▶ TASK DETAILS
Among the entries that follow, find every line with the word "nucleus" and copy it.

▶ RECORDS PROVIDED
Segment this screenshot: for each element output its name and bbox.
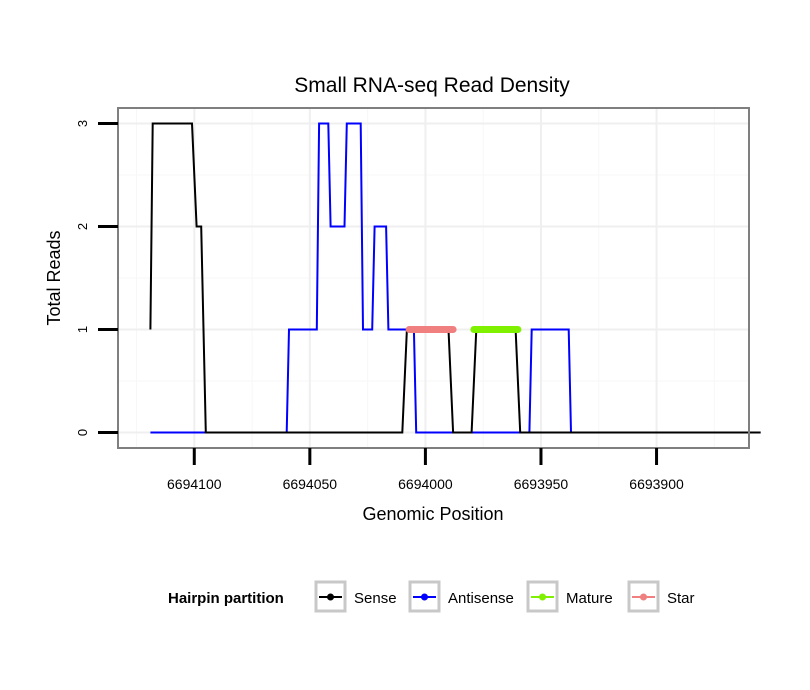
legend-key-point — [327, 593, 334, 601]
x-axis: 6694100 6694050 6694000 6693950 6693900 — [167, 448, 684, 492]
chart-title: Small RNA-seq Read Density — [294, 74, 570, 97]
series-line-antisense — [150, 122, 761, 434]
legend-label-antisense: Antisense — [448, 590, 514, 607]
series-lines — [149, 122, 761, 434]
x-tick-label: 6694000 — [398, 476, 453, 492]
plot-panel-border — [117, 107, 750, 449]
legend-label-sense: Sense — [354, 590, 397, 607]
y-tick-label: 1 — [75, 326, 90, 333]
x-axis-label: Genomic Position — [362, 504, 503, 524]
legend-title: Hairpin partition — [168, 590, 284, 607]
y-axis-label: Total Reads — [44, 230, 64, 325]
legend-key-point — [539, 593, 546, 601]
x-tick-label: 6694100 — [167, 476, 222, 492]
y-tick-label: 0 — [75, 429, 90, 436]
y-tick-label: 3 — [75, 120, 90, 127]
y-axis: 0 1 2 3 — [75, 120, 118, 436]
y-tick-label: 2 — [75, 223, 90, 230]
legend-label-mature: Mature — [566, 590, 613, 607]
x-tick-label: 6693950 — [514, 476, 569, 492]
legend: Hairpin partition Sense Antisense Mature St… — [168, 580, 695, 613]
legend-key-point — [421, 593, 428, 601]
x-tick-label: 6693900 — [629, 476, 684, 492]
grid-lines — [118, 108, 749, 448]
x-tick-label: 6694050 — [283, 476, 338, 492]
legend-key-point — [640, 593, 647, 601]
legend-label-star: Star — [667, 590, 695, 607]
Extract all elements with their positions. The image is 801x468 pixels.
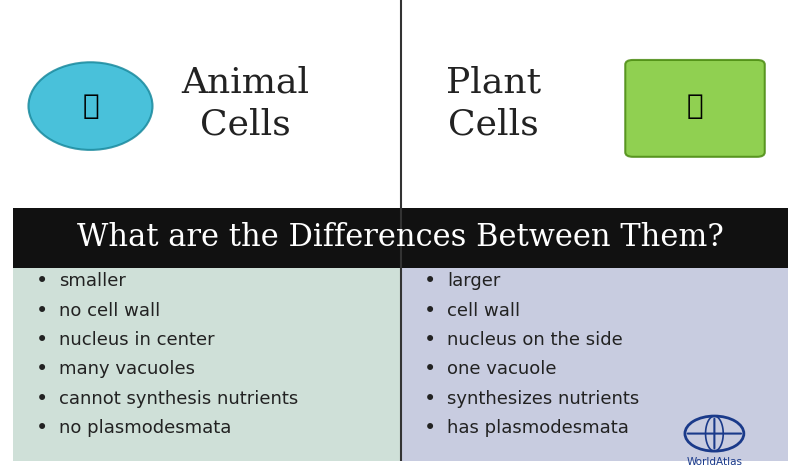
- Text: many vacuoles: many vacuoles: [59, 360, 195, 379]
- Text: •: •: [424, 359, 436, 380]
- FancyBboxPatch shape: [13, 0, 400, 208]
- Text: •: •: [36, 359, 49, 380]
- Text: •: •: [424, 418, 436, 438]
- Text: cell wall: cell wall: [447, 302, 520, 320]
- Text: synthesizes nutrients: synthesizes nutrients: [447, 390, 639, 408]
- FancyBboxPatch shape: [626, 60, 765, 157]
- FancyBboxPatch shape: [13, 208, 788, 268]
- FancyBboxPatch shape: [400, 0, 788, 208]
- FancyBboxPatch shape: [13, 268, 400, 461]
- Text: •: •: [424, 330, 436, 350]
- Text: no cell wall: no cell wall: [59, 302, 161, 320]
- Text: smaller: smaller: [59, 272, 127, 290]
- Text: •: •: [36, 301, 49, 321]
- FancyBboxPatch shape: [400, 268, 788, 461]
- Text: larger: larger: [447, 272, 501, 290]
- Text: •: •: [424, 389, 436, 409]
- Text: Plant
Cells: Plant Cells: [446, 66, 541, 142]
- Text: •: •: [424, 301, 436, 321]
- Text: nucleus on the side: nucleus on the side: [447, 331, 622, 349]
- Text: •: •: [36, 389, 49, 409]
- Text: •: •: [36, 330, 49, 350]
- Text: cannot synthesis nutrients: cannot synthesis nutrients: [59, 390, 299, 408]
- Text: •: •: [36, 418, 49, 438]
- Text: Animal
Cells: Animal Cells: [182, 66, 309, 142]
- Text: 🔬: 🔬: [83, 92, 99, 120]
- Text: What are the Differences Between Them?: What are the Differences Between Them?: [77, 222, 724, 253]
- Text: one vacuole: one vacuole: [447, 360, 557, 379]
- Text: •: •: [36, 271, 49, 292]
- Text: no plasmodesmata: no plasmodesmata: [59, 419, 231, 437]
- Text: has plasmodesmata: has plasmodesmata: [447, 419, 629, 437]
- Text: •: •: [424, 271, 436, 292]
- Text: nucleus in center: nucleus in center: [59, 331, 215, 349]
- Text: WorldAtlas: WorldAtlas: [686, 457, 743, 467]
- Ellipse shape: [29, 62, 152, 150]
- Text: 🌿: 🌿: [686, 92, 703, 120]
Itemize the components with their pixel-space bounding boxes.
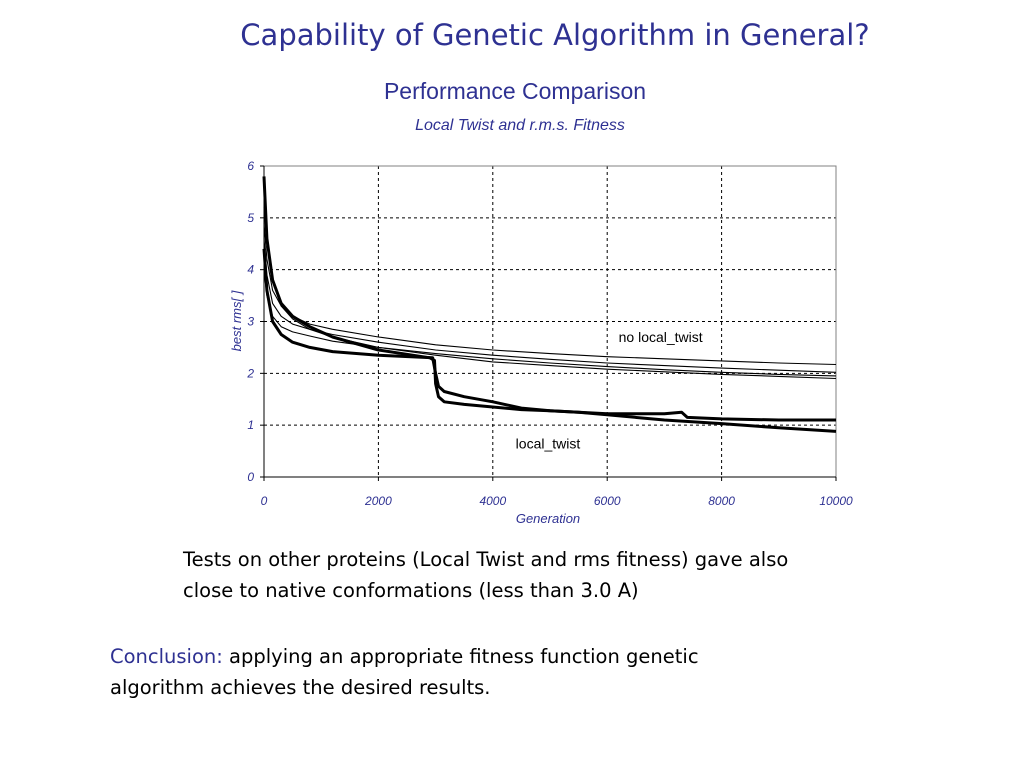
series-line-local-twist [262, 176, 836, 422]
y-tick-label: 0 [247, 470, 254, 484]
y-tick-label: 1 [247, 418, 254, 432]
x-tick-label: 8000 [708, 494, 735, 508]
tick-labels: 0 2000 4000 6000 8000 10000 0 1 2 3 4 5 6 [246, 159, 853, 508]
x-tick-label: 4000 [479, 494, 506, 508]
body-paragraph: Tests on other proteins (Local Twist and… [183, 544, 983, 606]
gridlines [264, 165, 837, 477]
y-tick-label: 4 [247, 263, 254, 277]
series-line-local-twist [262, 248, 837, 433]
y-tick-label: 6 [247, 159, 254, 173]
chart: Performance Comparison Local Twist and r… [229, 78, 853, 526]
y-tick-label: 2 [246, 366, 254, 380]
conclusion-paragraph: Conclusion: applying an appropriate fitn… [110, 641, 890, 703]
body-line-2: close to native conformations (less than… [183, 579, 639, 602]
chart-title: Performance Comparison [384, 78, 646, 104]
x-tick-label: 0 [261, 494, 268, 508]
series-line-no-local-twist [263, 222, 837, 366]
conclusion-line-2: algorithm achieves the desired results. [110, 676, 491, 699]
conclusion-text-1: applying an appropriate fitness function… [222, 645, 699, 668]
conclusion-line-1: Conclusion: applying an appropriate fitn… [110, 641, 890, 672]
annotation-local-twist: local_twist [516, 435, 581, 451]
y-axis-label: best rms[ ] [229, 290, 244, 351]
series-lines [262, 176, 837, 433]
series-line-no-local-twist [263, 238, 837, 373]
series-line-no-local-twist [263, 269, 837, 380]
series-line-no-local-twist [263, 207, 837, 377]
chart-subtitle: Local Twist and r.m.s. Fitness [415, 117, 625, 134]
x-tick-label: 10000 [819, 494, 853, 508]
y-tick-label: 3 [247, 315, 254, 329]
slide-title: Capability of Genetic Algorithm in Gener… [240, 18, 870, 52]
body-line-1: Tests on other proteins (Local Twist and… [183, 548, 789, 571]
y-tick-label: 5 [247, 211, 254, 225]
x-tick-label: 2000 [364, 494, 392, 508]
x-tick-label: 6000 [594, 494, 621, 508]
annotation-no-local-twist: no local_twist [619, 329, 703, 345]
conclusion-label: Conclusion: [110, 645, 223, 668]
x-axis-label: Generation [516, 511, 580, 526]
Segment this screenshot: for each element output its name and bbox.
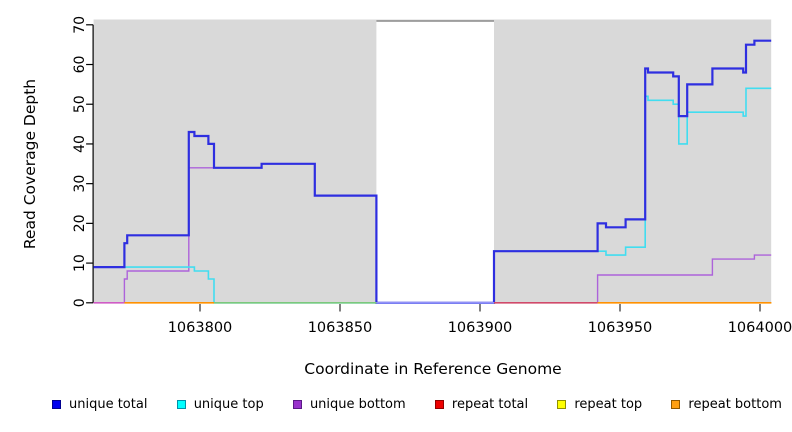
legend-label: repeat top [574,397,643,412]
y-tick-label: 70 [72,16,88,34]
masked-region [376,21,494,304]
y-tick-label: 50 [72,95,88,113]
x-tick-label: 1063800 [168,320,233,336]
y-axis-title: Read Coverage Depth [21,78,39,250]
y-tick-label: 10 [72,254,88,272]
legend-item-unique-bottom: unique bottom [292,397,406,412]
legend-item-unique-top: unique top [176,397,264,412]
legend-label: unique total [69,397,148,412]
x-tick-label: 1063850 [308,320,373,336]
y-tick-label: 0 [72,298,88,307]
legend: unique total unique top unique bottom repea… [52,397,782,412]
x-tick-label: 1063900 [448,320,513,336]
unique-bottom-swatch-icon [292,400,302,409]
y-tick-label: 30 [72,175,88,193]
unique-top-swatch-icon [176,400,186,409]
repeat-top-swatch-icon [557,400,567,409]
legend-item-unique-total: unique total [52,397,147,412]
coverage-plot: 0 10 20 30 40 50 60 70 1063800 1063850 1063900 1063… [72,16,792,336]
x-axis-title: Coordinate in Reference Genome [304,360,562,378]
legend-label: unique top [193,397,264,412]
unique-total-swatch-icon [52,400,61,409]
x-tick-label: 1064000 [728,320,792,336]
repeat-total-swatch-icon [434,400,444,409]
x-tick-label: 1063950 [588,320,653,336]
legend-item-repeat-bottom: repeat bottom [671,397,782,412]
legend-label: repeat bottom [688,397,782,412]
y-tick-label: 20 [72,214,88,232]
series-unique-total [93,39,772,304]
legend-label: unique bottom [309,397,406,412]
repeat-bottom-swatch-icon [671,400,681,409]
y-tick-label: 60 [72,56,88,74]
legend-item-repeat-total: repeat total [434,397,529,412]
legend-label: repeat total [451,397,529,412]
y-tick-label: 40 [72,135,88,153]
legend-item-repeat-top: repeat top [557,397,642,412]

▶ YOUR RESPONSE
- Text: nucleus on the side: nucleus on the side: [447, 331, 622, 349]
- Text: nucleus in center: nucleus in center: [59, 331, 215, 349]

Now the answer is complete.